## Exercise inputs
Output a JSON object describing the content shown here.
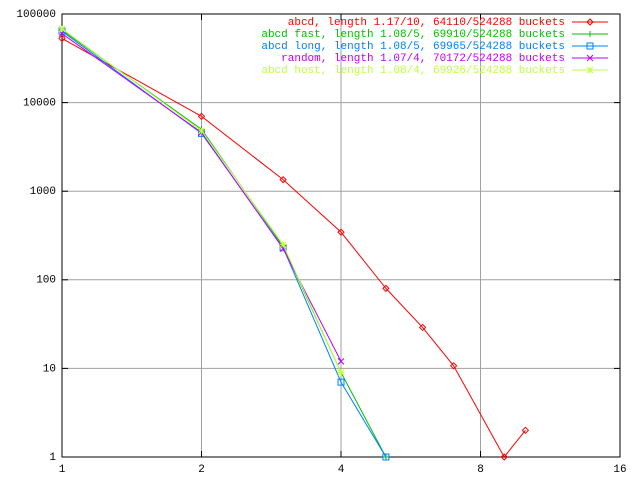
{
  "chart_data": {
    "type": "line",
    "xscale": "log",
    "yscale": "log",
    "xlim": [
      1,
      16
    ],
    "xticks": [
      1,
      2,
      4,
      8,
      16
    ],
    "ylim": [
      1,
      100000
    ],
    "yticks": [
      1,
      10,
      100,
      1000,
      10000,
      100000
    ],
    "grid": true,
    "legend": "top-right",
    "series": [
      {
        "name": "abcd, length 1.17/10, 64110/524288 buckets",
        "color": "#ff0000",
        "marker": "diamond",
        "x": [
          1,
          2,
          3,
          4,
          5,
          6,
          7,
          9,
          10
        ],
        "values": [
          53000,
          7000,
          1350,
          345,
          80,
          29,
          10.7,
          1,
          2
        ]
      },
      {
        "name": "abcd fast, length 1.08/5, 69910/524288 buckets",
        "color": "#00c000",
        "marker": "plus",
        "x": [
          1,
          2,
          3,
          4,
          5
        ],
        "values": [
          66000,
          5000,
          240,
          9,
          1
        ]
      },
      {
        "name": "abcd long, length 1.08/5, 69965/524288 buckets",
        "color": "#0080ff",
        "marker": "square",
        "x": [
          1,
          2,
          3,
          4,
          5
        ],
        "values": [
          64000,
          4500,
          230,
          7,
          1
        ]
      },
      {
        "name": "random, length 1.07/4, 70172/524288 buckets",
        "color": "#c000ff",
        "marker": "cross",
        "x": [
          1,
          2,
          3,
          4
        ],
        "values": [
          60000,
          4600,
          225,
          12
        ]
      },
      {
        "name": "abcd host, length 1.08/4, 69926/524288 buckets",
        "color": "#c0ff40",
        "marker": "star",
        "x": [
          1,
          2,
          3,
          4
        ],
        "values": [
          68000,
          4800,
          250,
          9
        ]
      }
    ]
  }
}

## Short problem
In the records above, locate each line with the word "length". Copy all such lines.

## The solution
        "name": "abcd, length 1.17/10, 64110/524288 buckets",
        "name": "abcd fast, length 1.08/5, 69910/524288 buckets",
        "name": "abcd long, length 1.08/5, 69965/524288 buckets",
        "name": "random, length 1.07/4, 70172/524288 buckets",
        "name": "abcd host, length 1.08/4, 69926/524288 buckets",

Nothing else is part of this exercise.